Read the material below and tally how many lines hold the word "ДОВЖИНА", giving the number and nothing else.

=== Input rows ===

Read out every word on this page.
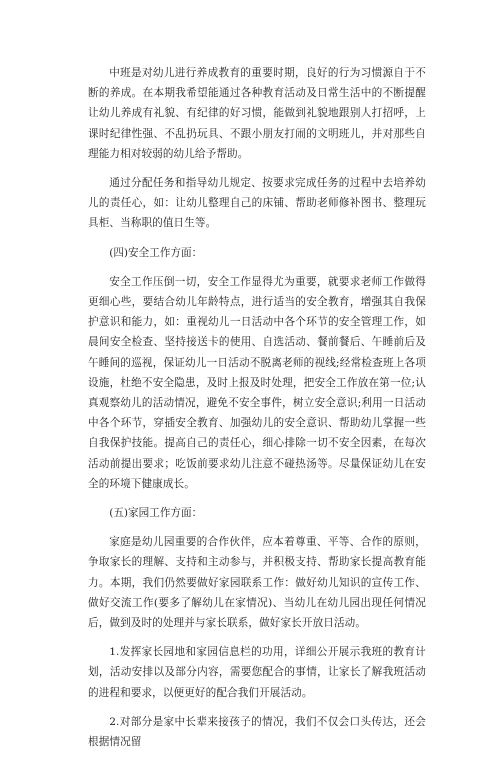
中班是对幼儿进行养成教育的重要时期，良好的行为习惯源自于不断的养成。在本期我希望能通过各种教育活动及日常生活中的不断提醒让幼儿养成有礼貌、有纪律的好习惯，能做到礼貌地跟别人打招呼，上课时纪律性强、不乱扔玩具、不跟小朋友打闹的文明班儿，并对那些自理能力相对较弱的幼儿给予帮助。

通过分配任务和指导幼儿规定、按要求完成任务的过程中去培养幼儿的责任心，如：让幼儿整理自己的床铺、帮助老师修补图书、整理玩具柜、当称职的值日生等。

(四)安全工作方面：

安全工作压倒一切，安全工作显得尤为重要，就要求老师工作做得更细心些，要结合幼儿年龄特点，进行适当的安全教育，增强其自我保护意识和能力，如：重视幼儿一日活动中各个环节的安全管理工作，如晨间安全检查、坚持接送卡的使用、自选活动、餐前餐后、午睡前后及午睡间的巡视，保证幼儿一日活动不脱离老师的视线;经常检查班上各项设施，杜绝不安全隐患，及时上报及时处理，把安全工作放在第一位;认真观察幼儿的活动情况，避免不安全事件，树立安全意识;利用一日活动中各个环节，穿插安全教育、加强幼儿的安全意识、帮助幼儿掌握一些自我保护技能。提高自己的责任心，细心排除一切不安全因素，在每次活动前提出要求；吃饭前要求幼儿注意不碰热汤等。尽量保证幼儿在安全的环境下健康成长。

(五)家园工作方面：

家庭是幼儿园重要的合作伙伴，应本着尊重、平等、合作的原则，争取家长的理解、支持和主动参与，并积极支持、帮助家长提高教育能力。本期，我们仍然要做好家园联系工作：做好幼儿知识的宣传工作、做好交流工作(要多了解幼儿在家情况)、当幼儿在幼儿园出现任何情况后，做到及时的处理并与家长联系，做好家长开放日活动。

1.发挥家长园地和家园信息栏的功用，详细公开展示我班的教育计划，活动安排以及部分内容，需要您配合的事情，让家长了解我班活动的进程和要求，以便更好的配合我们开展活动。

2.对部分是家中长辈来接孩子的情况，我们不仅会口头传达，还会根据情况留
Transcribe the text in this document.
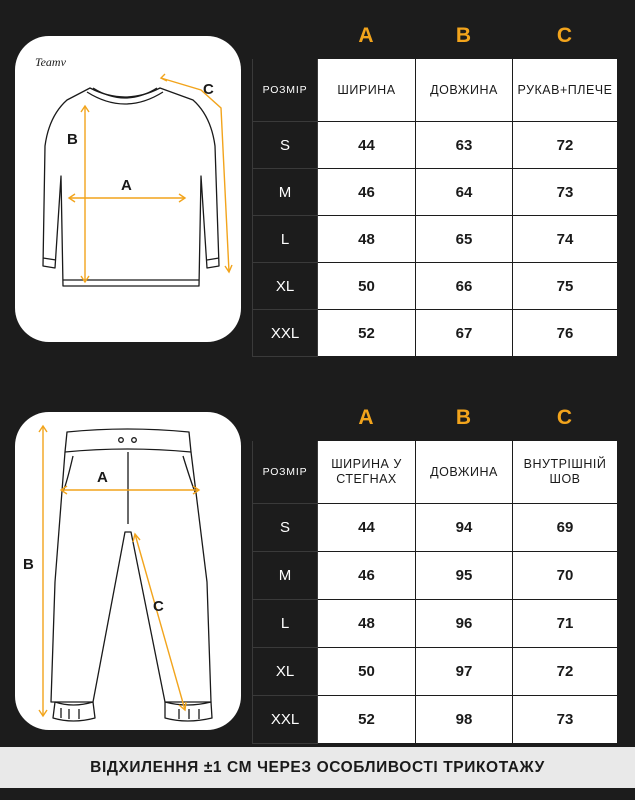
Teamv
B
A
C
	A	B	C
РОЗМІР	ШИРИНА	ДОВЖИНА	РУКАВ+ПЛЕЧЕ
S	44	63	72
M	46	64	73
L	48	65	74
XL	50	66	75
XXL	52	67	76
A
B
C
	A	B	C
РОЗМІР	ШИРИНА У СТЕГНАХ	ДОВЖИНА	ВНУТРІШНІЙ ШОВ
S	44	94	69
M	46	95	70
L	48	96	71
XL	50	97	72
XXL	52	98	73
ВІДХИЛЕННЯ ±1 СМ ЧЕРЕЗ ОСОБЛИВОСТІ ТРИКОТАЖУ
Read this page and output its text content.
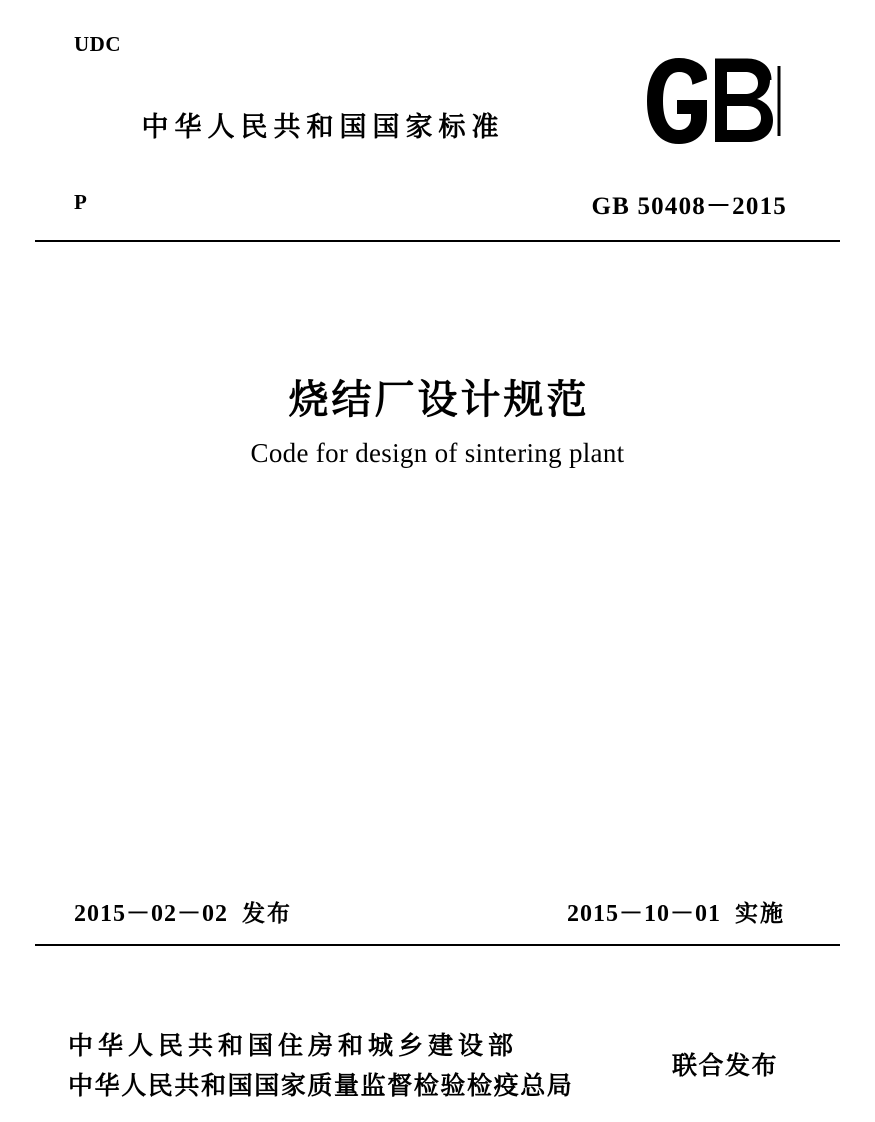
UDC
中华人民共和国国家标准
P	GB 50408－2015
烧结厂设计规范
Code for design of sintering plant
2015－02－02 发布	2015－10－01 实施
中华人民共和国住房和城乡建设部
中华人民共和国国家质量监督检验检疫总局
联合发布
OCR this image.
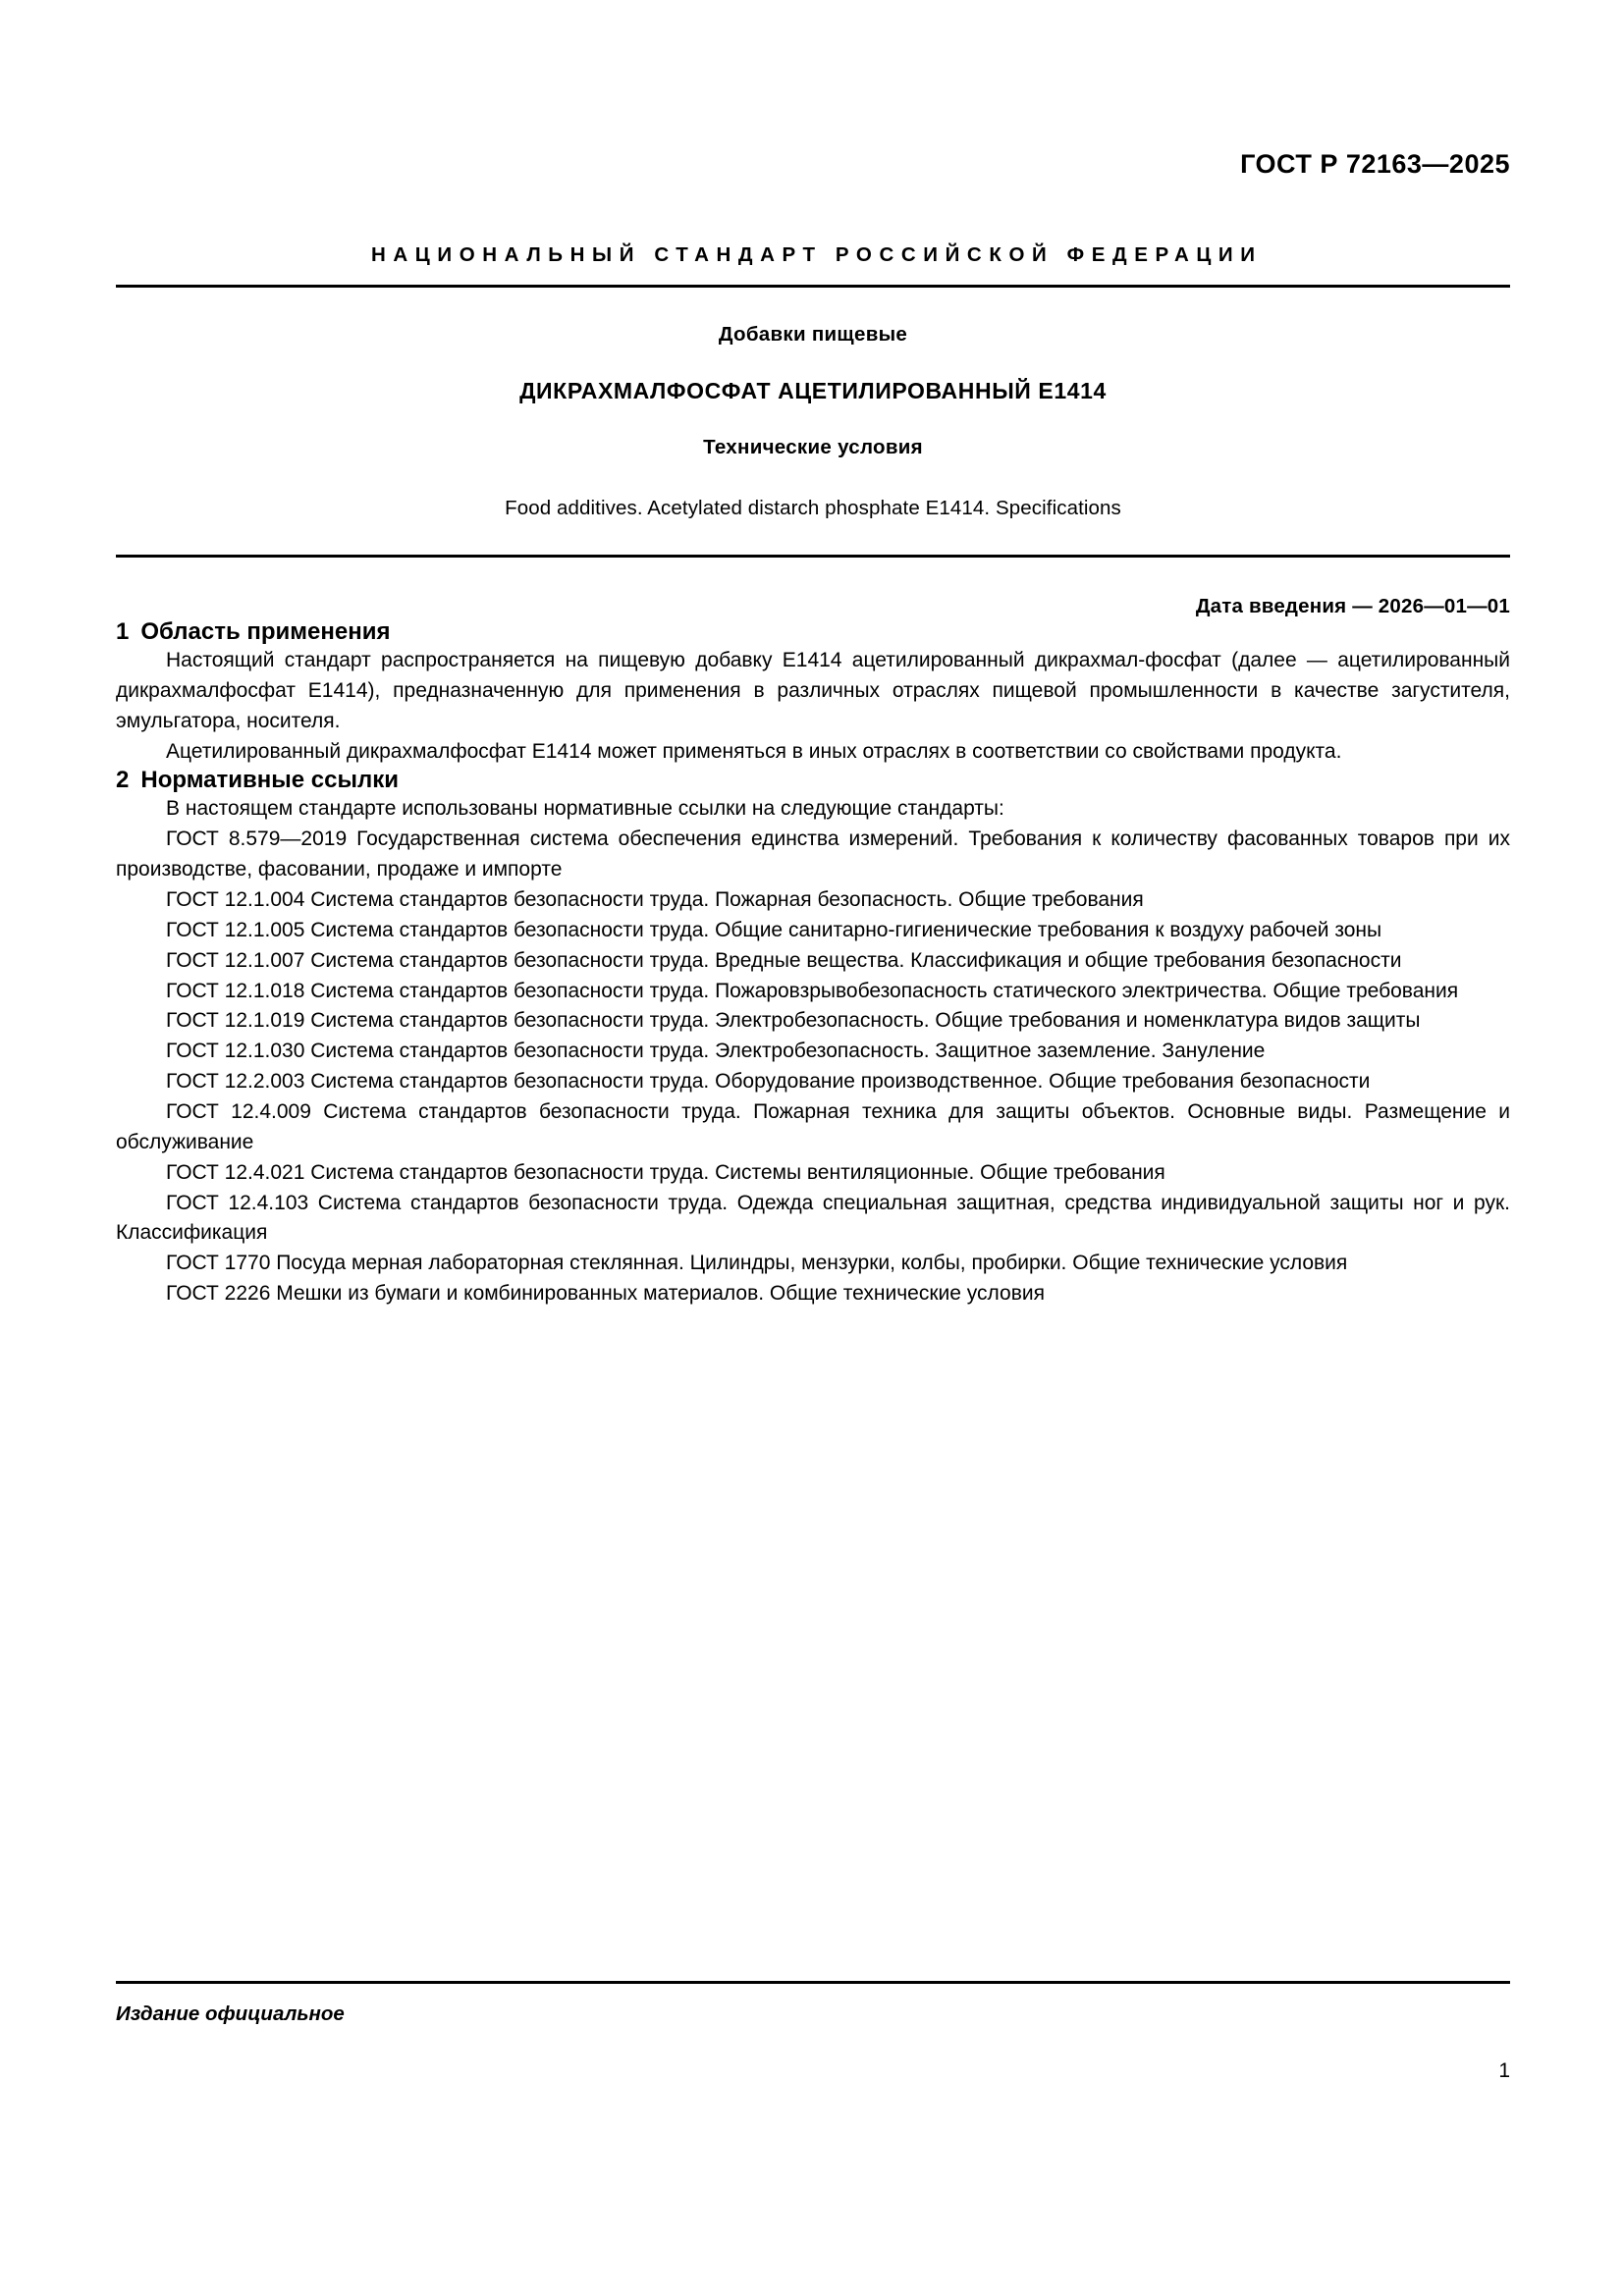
ГОСТ Р 72163—2025
НАЦИОНАЛЬНЫЙ СТАНДАРТ РОССИЙСКОЙ ФЕДЕРАЦИИ
Добавки пищевые
ДИКРАХМАЛФОСФАТ АЦЕТИЛИРОВАННЫЙ Е1414
Технические условия
Food additives. Acetylated distarch phosphate E1414. Specifications
Дата введения — 2026—01—01
1 Область применения

Настоящий стандарт распространяется на пищевую добавку Е1414 ацетилированный дикрахмал-фосфат (далее — ацетилированный дикрахмалфосфат Е1414), предназначенную для применения в различных отраслях пищевой промышленности в качестве загустителя, эмульгатора, носителя.

Ацетилированный дикрахмалфосфат Е1414 может применяться в иных отраслях в соответствии со свойствами продукта.

2 Нормативные ссылки

В настоящем стандарте использованы нормативные ссылки на следующие стандарты:

ГОСТ 8.579—2019 Государственная система обеспечения единства измерений. Требования к количеству фасованных товаров при их производстве, фасовании, продаже и импорте

ГОСТ 12.1.004 Система стандартов безопасности труда. Пожарная безопасность. Общие требования

ГОСТ 12.1.005 Система стандартов безопасности труда. Общие санитарно-гигиенические требования к воздуху рабочей зоны

ГОСТ 12.1.007 Система стандартов безопасности труда. Вредные вещества. Классификация и общие требования безопасности

ГОСТ 12.1.018 Система стандартов безопасности труда. Пожаровзрывобезопасность статического электричества. Общие требования

ГОСТ 12.1.019 Система стандартов безопасности труда. Электробезопасность. Общие требования и номенклатура видов защиты

ГОСТ 12.1.030 Система стандартов безопасности труда. Электробезопасность. Защитное заземление. Зануление

ГОСТ 12.2.003 Система стандартов безопасности труда. Оборудование производственное. Общие требования безопасности

ГОСТ 12.4.009 Система стандартов безопасности труда. Пожарная техника для защиты объектов. Основные виды. Размещение и обслуживание

ГОСТ 12.4.021 Система стандартов безопасности труда. Системы вентиляционные. Общие требования

ГОСТ 12.4.103 Система стандартов безопасности труда. Одежда специальная защитная, средства индивидуальной защиты ног и рук. Классификация

ГОСТ 1770 Посуда мерная лабораторная стеклянная. Цилиндры, мензурки, колбы, пробирки. Общие технические условия

ГОСТ 2226 Мешки из бумаги и комбинированных материалов. Общие технические условия

Издание официальное
1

===

[Solution to the exercise] 2